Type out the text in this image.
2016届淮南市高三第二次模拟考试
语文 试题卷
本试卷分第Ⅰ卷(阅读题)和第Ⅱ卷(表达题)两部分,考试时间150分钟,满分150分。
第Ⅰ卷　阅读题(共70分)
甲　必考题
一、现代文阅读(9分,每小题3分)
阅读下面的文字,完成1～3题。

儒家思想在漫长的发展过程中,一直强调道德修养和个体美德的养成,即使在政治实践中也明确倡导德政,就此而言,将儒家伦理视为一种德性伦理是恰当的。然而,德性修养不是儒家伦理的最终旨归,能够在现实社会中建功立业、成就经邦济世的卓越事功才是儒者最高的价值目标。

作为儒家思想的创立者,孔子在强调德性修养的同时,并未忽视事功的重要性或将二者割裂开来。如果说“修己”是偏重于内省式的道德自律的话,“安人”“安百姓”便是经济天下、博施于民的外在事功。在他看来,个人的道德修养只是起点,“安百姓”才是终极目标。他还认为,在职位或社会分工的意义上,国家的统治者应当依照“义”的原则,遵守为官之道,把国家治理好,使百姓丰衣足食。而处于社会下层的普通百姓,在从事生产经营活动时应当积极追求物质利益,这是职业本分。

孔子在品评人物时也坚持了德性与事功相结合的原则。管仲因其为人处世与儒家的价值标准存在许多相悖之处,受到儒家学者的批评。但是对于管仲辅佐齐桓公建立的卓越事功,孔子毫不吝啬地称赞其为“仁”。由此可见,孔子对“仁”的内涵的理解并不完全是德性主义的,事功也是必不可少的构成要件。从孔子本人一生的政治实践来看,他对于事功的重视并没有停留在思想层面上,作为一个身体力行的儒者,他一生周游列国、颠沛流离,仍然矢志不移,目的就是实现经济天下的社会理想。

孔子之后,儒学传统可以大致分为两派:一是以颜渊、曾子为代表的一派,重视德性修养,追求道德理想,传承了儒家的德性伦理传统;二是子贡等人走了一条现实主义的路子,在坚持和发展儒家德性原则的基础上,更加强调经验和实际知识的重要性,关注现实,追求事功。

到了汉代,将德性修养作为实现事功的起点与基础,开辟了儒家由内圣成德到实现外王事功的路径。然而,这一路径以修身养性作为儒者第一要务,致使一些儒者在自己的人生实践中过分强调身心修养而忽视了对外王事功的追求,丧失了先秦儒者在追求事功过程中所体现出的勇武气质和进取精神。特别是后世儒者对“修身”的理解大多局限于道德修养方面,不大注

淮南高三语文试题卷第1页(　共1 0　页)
==
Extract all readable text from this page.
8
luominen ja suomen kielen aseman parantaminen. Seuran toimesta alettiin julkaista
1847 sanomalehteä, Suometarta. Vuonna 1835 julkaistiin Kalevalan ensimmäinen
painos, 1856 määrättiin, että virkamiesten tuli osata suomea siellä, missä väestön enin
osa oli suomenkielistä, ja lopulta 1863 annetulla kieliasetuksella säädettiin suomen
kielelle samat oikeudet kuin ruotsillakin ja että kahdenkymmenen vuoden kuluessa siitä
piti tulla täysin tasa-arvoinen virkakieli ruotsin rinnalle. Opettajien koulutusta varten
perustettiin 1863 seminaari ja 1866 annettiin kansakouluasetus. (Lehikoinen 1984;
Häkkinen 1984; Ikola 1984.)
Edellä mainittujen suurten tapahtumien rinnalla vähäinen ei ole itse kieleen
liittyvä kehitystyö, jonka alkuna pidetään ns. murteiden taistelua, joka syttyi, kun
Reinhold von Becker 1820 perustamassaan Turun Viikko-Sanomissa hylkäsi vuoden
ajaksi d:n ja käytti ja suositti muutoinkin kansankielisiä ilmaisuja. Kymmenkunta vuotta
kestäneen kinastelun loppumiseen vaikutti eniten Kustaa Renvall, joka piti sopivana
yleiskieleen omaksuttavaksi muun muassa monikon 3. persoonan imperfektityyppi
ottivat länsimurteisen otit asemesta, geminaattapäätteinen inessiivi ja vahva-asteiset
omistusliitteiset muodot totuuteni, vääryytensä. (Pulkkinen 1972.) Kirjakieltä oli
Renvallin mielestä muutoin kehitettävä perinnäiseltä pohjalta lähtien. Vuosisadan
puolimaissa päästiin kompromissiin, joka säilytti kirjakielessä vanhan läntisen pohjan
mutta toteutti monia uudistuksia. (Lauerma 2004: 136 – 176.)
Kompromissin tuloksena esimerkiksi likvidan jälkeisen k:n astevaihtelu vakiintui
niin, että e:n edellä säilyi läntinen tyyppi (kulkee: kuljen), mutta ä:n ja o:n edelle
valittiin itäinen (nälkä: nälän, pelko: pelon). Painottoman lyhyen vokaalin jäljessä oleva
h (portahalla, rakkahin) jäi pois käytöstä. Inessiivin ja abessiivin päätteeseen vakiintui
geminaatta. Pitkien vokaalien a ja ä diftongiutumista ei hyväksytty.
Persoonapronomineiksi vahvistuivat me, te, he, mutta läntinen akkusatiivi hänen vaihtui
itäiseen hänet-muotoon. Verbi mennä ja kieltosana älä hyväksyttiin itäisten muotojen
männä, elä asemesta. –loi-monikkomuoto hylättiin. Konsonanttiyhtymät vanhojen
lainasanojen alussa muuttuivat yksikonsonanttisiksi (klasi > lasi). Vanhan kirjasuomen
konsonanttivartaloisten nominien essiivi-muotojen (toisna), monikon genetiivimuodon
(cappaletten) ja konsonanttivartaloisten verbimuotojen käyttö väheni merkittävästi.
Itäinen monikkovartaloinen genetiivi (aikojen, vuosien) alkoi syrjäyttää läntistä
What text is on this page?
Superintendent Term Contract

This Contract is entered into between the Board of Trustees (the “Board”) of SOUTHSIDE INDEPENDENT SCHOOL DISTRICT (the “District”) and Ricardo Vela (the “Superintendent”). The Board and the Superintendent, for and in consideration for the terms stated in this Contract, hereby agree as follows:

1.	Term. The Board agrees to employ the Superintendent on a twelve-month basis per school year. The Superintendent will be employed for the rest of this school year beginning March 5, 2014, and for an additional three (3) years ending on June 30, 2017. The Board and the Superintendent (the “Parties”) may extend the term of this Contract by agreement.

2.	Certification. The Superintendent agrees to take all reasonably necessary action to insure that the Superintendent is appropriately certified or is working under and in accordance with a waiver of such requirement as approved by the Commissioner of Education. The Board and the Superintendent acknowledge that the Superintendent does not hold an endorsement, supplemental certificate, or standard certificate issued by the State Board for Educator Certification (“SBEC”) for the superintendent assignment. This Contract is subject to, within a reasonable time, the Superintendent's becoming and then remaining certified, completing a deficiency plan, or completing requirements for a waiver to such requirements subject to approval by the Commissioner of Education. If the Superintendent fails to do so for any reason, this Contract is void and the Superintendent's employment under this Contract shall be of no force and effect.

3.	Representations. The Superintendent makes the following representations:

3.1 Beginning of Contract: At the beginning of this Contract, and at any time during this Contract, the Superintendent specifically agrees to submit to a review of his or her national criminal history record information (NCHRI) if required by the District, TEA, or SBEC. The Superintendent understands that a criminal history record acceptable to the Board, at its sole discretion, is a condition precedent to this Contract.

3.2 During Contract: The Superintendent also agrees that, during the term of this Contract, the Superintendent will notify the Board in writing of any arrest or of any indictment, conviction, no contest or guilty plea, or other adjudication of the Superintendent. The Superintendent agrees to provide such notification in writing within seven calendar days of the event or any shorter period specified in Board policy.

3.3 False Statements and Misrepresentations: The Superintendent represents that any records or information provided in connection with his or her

■ Directive: Search the records for the word "joka". Copy every line that has it.

■ In response:
liittyvä kehitystyö, jonka alkuna pidetään ns. murteiden taistelua, joka syttyi, kun
kestäneen kinastelun loppumiseen vaikutti eniten Kustaa Renvall, joka piti sopivana
puolimaissa päästiin kompromissiin, joka säilytti kirjakielessä vanhan läntisen pohjan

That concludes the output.